> **Exercise**: Extract every line where the string "style" appears.

> **Supplied entries**:
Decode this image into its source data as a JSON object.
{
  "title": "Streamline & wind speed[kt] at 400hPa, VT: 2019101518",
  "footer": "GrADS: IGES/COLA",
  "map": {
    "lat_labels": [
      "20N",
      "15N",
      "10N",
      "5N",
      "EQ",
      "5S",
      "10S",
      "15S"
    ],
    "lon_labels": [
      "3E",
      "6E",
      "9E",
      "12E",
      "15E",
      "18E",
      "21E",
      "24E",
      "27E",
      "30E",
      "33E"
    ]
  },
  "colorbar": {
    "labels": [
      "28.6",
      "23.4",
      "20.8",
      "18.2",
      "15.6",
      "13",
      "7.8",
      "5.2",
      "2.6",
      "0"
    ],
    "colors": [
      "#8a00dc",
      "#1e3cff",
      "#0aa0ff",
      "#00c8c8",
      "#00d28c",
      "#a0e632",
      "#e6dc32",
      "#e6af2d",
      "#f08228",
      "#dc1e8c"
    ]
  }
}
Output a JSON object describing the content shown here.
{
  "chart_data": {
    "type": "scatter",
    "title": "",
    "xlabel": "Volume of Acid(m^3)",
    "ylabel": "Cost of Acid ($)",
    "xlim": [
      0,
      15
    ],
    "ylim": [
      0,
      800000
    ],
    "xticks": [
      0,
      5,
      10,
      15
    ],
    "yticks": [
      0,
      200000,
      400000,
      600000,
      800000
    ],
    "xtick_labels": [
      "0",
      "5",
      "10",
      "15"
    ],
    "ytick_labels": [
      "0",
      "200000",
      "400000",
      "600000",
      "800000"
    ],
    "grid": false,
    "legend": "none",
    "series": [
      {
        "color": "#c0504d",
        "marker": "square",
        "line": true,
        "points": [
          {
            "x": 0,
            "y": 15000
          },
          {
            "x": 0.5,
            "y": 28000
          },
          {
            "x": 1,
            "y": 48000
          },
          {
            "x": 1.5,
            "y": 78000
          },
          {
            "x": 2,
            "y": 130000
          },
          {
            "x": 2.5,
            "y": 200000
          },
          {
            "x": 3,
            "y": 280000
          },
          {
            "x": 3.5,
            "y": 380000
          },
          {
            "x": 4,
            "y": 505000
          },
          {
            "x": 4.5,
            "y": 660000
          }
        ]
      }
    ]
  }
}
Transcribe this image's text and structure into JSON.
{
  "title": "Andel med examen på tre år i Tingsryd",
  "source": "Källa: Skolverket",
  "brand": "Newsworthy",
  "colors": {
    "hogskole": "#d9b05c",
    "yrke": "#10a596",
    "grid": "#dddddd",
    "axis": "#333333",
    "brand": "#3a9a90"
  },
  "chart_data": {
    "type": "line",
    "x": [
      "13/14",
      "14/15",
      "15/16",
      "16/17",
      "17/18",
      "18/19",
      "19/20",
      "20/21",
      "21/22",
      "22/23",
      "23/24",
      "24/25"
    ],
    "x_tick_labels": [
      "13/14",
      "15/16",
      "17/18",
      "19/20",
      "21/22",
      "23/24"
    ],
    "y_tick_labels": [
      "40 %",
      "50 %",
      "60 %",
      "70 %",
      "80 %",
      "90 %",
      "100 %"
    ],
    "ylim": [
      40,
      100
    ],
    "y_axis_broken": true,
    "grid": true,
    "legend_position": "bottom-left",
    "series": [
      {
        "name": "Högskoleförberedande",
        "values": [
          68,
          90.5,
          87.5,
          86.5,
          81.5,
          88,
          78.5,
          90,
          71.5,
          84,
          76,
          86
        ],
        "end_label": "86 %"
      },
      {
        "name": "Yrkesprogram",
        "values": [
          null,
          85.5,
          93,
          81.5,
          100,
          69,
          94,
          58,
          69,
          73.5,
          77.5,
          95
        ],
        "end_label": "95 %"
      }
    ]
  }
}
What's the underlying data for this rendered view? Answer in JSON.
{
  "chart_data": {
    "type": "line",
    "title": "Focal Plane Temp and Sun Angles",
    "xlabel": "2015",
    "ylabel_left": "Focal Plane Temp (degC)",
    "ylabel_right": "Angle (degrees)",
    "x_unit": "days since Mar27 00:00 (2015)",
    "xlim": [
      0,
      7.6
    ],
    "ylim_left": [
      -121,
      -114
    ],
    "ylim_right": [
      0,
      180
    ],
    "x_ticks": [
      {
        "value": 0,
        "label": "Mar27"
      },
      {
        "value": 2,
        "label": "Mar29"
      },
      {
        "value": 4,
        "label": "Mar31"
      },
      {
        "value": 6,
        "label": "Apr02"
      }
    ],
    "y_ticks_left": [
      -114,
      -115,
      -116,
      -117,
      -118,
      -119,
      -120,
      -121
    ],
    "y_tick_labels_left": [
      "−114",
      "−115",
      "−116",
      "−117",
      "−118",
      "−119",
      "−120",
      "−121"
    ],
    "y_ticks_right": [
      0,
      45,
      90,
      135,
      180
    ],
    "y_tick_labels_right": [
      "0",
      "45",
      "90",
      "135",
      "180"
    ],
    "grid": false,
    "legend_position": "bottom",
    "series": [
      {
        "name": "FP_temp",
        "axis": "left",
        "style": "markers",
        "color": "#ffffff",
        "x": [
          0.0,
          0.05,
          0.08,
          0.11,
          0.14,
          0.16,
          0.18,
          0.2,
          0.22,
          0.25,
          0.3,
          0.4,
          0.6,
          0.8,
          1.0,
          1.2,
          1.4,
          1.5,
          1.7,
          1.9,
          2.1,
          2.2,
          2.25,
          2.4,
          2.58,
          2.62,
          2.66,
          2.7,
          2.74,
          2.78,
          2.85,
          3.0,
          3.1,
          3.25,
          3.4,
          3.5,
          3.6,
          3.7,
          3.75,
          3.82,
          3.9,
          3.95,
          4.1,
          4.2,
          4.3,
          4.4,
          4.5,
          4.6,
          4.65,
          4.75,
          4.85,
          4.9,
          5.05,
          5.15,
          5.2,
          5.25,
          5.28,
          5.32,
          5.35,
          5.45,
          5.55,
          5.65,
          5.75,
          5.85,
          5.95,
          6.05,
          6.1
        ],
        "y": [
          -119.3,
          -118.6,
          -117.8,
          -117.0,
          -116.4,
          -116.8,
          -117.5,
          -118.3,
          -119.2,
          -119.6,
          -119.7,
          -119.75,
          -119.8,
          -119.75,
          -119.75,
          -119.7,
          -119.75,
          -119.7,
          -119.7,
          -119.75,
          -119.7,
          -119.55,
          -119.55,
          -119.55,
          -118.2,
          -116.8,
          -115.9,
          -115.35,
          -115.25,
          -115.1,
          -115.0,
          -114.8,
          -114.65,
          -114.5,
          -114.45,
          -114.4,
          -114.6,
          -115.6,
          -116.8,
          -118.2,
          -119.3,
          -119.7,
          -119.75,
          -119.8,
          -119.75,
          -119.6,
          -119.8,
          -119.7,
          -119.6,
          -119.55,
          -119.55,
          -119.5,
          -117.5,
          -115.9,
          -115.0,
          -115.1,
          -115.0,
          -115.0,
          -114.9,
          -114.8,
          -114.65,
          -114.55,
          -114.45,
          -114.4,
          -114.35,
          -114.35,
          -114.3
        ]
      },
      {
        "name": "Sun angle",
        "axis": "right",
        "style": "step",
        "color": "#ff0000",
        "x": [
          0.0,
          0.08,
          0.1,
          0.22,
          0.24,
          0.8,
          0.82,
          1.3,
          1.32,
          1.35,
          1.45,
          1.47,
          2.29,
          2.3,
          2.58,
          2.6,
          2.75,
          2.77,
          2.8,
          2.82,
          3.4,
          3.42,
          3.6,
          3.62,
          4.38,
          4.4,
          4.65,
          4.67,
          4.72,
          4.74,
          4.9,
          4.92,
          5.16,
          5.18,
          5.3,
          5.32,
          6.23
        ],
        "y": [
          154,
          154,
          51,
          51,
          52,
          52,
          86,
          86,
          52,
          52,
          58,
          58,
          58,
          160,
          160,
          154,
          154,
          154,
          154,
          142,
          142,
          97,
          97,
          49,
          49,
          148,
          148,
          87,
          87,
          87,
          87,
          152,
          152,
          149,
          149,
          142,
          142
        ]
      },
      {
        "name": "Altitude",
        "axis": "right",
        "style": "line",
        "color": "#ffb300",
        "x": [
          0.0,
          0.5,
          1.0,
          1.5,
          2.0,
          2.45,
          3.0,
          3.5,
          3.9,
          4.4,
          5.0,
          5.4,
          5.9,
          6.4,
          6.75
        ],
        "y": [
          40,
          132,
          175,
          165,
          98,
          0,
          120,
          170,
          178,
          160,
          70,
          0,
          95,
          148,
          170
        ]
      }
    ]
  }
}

> **Solution**:
        "style": "markers",
        "style": "step",
        "style": "line",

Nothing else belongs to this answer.